§ **LISTING**:
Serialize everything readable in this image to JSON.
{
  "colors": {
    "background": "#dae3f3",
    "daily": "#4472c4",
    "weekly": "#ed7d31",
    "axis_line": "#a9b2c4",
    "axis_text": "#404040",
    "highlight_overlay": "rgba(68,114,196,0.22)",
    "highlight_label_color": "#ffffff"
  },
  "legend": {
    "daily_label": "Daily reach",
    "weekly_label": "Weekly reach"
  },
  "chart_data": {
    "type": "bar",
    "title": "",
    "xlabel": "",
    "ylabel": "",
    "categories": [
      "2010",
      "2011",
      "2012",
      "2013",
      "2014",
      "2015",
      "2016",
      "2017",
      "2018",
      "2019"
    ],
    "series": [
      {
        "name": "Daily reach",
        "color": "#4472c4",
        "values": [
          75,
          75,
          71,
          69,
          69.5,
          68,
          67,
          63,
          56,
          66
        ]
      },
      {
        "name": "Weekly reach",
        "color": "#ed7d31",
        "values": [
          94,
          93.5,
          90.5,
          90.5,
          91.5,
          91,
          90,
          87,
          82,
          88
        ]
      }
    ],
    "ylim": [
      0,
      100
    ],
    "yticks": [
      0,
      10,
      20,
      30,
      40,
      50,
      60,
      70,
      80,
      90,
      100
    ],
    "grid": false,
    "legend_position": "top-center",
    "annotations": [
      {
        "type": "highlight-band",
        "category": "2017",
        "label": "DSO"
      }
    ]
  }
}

§ **THE TASK**: Reproduce the records in full, exactly as written.

§ **ANSWER TO THIS EXERCISE**:
Serialize everything readable in this image to JSON.
{
  "colors": {
    "background": "#dae3f3",
    "daily": "#4472c4",
    "weekly": "#ed7d31",
    "axis_line": "#a9b2c4",
    "axis_text": "#404040",
    "highlight_overlay": "rgba(68,114,196,0.22)",
    "highlight_label_color": "#ffffff"
  },
  "legend": {
    "daily_label": "Daily reach",
    "weekly_label": "Weekly reach"
  },
  "chart_data": {
    "type": "bar",
    "title": "",
    "xlabel": "",
    "ylabel": "",
    "categories": [
      "2010",
      "2011",
      "2012",
      "2013",
      "2014",
      "2015",
      "2016",
      "2017",
      "2018",
      "2019"
    ],
    "series": [
      {
        "name": "Daily reach",
        "color": "#4472c4",
        "values": [
          75,
          75,
          71,
          69,
          69.5,
          68,
          67,
          63,
          56,
          66
        ]
      },
      {
        "name": "Weekly reach",
        "color": "#ed7d31",
        "values": [
          94,
          93.5,
          90.5,
          90.5,
          91.5,
          91,
          90,
          87,
          82,
          88
        ]
      }
    ],
    "ylim": [
      0,
      100
    ],
    "yticks": [
      0,
      10,
      20,
      30,
      40,
      50,
      60,
      70,
      80,
      90,
      100
    ],
    "grid": false,
    "legend_position": "top-center",
    "annotations": [
      {
        "type": "highlight-band",
        "category": "2017",
        "label": "DSO"
      }
    ]
  }
}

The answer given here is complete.